=== What you will do ===
Return each line of the records below unchanged, character for character.

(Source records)
________________________________________
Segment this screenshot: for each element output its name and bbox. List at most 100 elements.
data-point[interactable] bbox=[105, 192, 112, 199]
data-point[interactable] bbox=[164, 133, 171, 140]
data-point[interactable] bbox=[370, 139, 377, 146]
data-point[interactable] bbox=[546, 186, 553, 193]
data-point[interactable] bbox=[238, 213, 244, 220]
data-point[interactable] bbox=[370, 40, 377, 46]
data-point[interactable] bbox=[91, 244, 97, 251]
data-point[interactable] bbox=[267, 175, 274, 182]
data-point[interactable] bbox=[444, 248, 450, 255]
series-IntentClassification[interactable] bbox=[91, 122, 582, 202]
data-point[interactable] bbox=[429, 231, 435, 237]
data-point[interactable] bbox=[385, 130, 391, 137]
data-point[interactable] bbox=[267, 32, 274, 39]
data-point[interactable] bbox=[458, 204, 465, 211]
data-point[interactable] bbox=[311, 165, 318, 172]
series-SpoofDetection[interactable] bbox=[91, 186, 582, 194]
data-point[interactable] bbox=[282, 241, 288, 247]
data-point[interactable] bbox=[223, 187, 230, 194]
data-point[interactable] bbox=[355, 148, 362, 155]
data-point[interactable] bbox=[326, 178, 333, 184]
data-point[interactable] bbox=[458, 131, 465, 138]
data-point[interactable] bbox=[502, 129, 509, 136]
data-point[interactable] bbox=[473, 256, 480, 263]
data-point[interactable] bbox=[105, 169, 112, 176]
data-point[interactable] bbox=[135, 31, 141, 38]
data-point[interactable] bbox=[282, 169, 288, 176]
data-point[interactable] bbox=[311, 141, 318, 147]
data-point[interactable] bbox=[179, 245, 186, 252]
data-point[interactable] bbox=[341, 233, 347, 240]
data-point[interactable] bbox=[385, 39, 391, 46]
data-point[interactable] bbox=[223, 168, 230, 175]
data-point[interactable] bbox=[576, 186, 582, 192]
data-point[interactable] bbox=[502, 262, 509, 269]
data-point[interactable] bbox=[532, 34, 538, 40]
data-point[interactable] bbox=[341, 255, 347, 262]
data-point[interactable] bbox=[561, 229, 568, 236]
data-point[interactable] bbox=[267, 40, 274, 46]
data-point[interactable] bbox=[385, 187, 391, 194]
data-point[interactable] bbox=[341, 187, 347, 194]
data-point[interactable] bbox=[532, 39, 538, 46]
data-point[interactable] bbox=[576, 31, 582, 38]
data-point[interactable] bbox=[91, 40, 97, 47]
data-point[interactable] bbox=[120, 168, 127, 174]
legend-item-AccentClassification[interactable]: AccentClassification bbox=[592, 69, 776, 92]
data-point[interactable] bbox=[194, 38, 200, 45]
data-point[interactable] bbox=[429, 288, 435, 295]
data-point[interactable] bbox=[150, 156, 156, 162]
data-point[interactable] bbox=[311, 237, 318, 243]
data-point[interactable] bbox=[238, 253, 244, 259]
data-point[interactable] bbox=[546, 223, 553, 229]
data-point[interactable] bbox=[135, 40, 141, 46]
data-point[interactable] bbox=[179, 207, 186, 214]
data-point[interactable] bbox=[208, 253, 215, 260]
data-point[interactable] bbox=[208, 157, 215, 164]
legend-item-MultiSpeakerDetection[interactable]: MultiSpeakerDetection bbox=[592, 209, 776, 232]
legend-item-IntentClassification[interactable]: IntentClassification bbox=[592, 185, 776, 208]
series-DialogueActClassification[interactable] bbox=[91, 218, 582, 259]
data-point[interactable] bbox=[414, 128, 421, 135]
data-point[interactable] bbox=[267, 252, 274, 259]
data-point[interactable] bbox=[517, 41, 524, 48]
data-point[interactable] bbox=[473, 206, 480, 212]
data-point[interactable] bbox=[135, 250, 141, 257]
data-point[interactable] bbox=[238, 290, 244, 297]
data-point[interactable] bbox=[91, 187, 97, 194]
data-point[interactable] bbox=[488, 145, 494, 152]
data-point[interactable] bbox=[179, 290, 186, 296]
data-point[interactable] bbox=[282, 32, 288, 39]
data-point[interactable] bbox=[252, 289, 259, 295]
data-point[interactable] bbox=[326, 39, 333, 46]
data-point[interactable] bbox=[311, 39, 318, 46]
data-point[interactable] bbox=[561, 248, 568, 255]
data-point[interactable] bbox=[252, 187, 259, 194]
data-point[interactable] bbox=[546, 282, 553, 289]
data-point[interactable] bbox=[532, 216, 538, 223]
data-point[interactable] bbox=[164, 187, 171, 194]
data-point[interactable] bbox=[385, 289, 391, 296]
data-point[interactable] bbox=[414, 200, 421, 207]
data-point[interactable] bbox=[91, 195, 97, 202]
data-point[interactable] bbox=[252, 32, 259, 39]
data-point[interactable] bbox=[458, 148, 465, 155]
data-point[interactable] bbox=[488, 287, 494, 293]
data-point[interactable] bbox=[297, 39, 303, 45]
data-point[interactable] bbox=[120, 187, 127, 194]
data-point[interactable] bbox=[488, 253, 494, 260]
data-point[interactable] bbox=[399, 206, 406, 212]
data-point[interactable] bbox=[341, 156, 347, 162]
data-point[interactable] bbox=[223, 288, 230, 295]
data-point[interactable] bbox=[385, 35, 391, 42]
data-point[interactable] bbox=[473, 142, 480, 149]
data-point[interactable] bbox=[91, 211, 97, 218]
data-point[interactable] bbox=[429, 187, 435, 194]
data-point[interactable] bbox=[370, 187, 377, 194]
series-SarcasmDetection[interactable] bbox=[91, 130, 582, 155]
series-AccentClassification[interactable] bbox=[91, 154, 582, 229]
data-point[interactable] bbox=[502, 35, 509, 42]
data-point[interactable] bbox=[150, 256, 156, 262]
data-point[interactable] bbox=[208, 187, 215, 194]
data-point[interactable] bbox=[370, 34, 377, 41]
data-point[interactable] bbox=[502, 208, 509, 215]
________________________________________
=== Correct result ===
Segment this screenshot: for each element output its name and bbox. List at most 100 elements.
data-point[interactable] bbox=[105, 192, 112, 199]
data-point[interactable] bbox=[164, 133, 171, 140]
data-point[interactable] bbox=[370, 139, 377, 146]
data-point[interactable] bbox=[546, 186, 553, 193]
data-point[interactable] bbox=[238, 213, 244, 220]
data-point[interactable] bbox=[370, 40, 377, 46]
data-point[interactable] bbox=[91, 244, 97, 251]
data-point[interactable] bbox=[267, 175, 274, 182]
data-point[interactable] bbox=[444, 248, 450, 255]
series-IntentClassification[interactable] bbox=[91, 122, 582, 202]
data-point[interactable] bbox=[429, 231, 435, 237]
data-point[interactable] bbox=[385, 130, 391, 137]
data-point[interactable] bbox=[267, 32, 274, 39]
data-point[interactable] bbox=[458, 204, 465, 211]
data-point[interactable] bbox=[311, 165, 318, 172]
series-SpoofDetection[interactable] bbox=[91, 186, 582, 194]
data-point[interactable] bbox=[282, 241, 288, 247]
data-point[interactable] bbox=[223, 187, 230, 194]
data-point[interactable] bbox=[355, 148, 362, 155]
data-point[interactable] bbox=[326, 178, 333, 184]
data-point[interactable] bbox=[458, 131, 465, 138]
data-point[interactable] bbox=[502, 129, 509, 136]
data-point[interactable] bbox=[473, 256, 480, 263]
data-point[interactable] bbox=[105, 169, 112, 176]
data-point[interactable] bbox=[135, 31, 141, 38]
data-point[interactable] bbox=[282, 169, 288, 176]
data-point[interactable] bbox=[311, 141, 318, 147]
data-point[interactable] bbox=[179, 245, 186, 252]
data-point[interactable] bbox=[341, 233, 347, 240]
data-point[interactable] bbox=[385, 39, 391, 46]
data-point[interactable] bbox=[223, 168, 230, 175]
data-point[interactable] bbox=[576, 186, 582, 192]
data-point[interactable] bbox=[502, 262, 509, 269]
data-point[interactable] bbox=[532, 34, 538, 40]
data-point[interactable] bbox=[341, 255, 347, 262]
data-point[interactable] bbox=[561, 229, 568, 236]
data-point[interactable] bbox=[267, 40, 274, 46]
data-point[interactable] bbox=[385, 187, 391, 194]
data-point[interactable] bbox=[341, 187, 347, 194]
data-point[interactable] bbox=[532, 39, 538, 46]
data-point[interactable] bbox=[576, 31, 582, 38]
data-point[interactable] bbox=[91, 40, 97, 47]
data-point[interactable] bbox=[120, 168, 127, 174]
legend-item-AccentClassification[interactable]: AccentClassification bbox=[592, 69, 776, 92]
data-point[interactable] bbox=[194, 38, 200, 45]
data-point[interactable] bbox=[429, 288, 435, 295]
data-point[interactable] bbox=[150, 156, 156, 162]
data-point[interactable] bbox=[311, 237, 318, 243]
data-point[interactable] bbox=[238, 253, 244, 259]
data-point[interactable] bbox=[546, 223, 553, 229]
data-point[interactable] bbox=[135, 40, 141, 46]
data-point[interactable] bbox=[179, 207, 186, 214]
data-point[interactable] bbox=[208, 253, 215, 260]
data-point[interactable] bbox=[208, 157, 215, 164]
legend-item-MultiSpeakerDetection[interactable]: MultiSpeakerDetection bbox=[592, 209, 776, 232]
legend-item-IntentClassification[interactable]: IntentClassification bbox=[592, 185, 776, 208]
series-DialogueActClassification[interactable] bbox=[91, 218, 582, 259]
data-point[interactable] bbox=[414, 128, 421, 135]
data-point[interactable] bbox=[267, 252, 274, 259]
data-point[interactable] bbox=[517, 41, 524, 48]
data-point[interactable] bbox=[473, 206, 480, 212]
data-point[interactable] bbox=[135, 250, 141, 257]
data-point[interactable] bbox=[238, 290, 244, 297]
data-point[interactable] bbox=[91, 187, 97, 194]
data-point[interactable] bbox=[488, 145, 494, 152]
data-point[interactable] bbox=[179, 290, 186, 296]
data-point[interactable] bbox=[282, 32, 288, 39]
data-point[interactable] bbox=[252, 289, 259, 295]
data-point[interactable] bbox=[326, 39, 333, 46]
data-point[interactable] bbox=[311, 39, 318, 46]
data-point[interactable] bbox=[561, 248, 568, 255]
data-point[interactable] bbox=[252, 187, 259, 194]
data-point[interactable] bbox=[546, 282, 553, 289]
data-point[interactable] bbox=[532, 216, 538, 223]
data-point[interactable] bbox=[164, 187, 171, 194]
data-point[interactable] bbox=[385, 289, 391, 296]
data-point[interactable] bbox=[414, 200, 421, 207]
data-point[interactable] bbox=[91, 195, 97, 202]
data-point[interactable] bbox=[252, 32, 259, 39]
data-point[interactable] bbox=[458, 148, 465, 155]
data-point[interactable] bbox=[488, 287, 494, 293]
data-point[interactable] bbox=[297, 39, 303, 45]
data-point[interactable] bbox=[120, 187, 127, 194]
data-point[interactable] bbox=[488, 253, 494, 260]
data-point[interactable] bbox=[399, 206, 406, 212]
data-point[interactable] bbox=[341, 156, 347, 162]
data-point[interactable] bbox=[223, 288, 230, 295]
data-point[interactable] bbox=[385, 35, 391, 42]
data-point[interactable] bbox=[473, 142, 480, 149]
data-point[interactable] bbox=[91, 211, 97, 218]
data-point[interactable] bbox=[429, 187, 435, 194]
data-point[interactable] bbox=[370, 187, 377, 194]
series-SarcasmDetection[interactable] bbox=[91, 130, 582, 155]
series-AccentClassification[interactable] bbox=[91, 154, 582, 229]
data-point[interactable] bbox=[502, 35, 509, 42]
data-point[interactable] bbox=[150, 256, 156, 262]
data-point[interactable] bbox=[208, 187, 215, 194]
data-point[interactable] bbox=[370, 34, 377, 41]
data-point[interactable] bbox=[502, 208, 509, 215]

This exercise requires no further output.